> **Do this**:
Tell how many lines in these records contain the string "Antrag", with only the number as the reply.

Extracted data entries
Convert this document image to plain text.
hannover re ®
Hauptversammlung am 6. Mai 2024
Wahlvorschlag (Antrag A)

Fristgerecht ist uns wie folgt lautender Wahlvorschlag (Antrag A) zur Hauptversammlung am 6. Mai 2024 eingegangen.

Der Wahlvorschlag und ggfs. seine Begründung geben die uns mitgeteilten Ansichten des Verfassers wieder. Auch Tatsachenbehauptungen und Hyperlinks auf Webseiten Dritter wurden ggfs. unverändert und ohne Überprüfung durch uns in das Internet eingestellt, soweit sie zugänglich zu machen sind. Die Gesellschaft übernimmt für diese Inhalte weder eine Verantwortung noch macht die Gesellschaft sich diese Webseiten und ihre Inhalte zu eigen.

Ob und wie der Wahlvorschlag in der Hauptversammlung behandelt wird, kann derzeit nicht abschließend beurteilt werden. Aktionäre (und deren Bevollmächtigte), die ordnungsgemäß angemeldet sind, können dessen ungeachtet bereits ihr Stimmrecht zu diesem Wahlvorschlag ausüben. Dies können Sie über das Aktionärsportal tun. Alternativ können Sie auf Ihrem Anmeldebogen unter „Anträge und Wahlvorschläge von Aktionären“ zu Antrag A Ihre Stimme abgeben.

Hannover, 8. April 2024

...

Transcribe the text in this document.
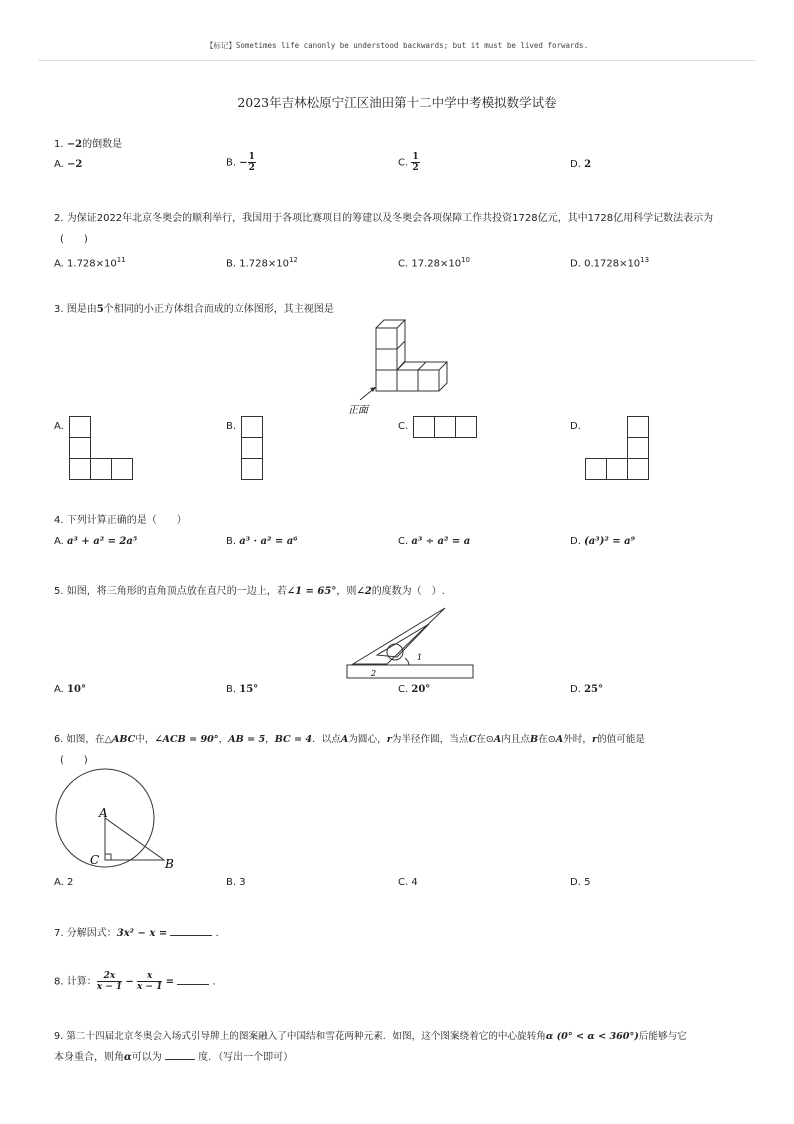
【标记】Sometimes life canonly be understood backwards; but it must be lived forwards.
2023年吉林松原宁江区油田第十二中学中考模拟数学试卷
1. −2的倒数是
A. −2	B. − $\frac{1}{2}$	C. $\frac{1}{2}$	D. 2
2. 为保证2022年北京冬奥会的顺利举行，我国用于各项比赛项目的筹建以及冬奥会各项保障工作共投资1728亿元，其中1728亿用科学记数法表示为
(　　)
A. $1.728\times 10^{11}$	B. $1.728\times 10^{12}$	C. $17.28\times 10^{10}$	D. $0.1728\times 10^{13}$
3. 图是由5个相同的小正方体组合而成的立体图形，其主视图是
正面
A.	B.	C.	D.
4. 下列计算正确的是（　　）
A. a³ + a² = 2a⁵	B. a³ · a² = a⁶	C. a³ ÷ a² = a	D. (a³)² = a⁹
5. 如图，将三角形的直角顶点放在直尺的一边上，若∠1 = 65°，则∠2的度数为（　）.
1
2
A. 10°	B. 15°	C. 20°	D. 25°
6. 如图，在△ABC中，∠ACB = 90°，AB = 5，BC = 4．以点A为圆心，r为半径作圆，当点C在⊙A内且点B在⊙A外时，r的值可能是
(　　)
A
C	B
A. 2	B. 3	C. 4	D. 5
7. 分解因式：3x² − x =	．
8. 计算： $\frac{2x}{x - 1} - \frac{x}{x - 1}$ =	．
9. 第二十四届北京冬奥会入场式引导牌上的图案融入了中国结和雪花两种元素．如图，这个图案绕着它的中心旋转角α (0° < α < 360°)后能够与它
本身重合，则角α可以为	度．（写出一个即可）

> **Answer to this task**:
3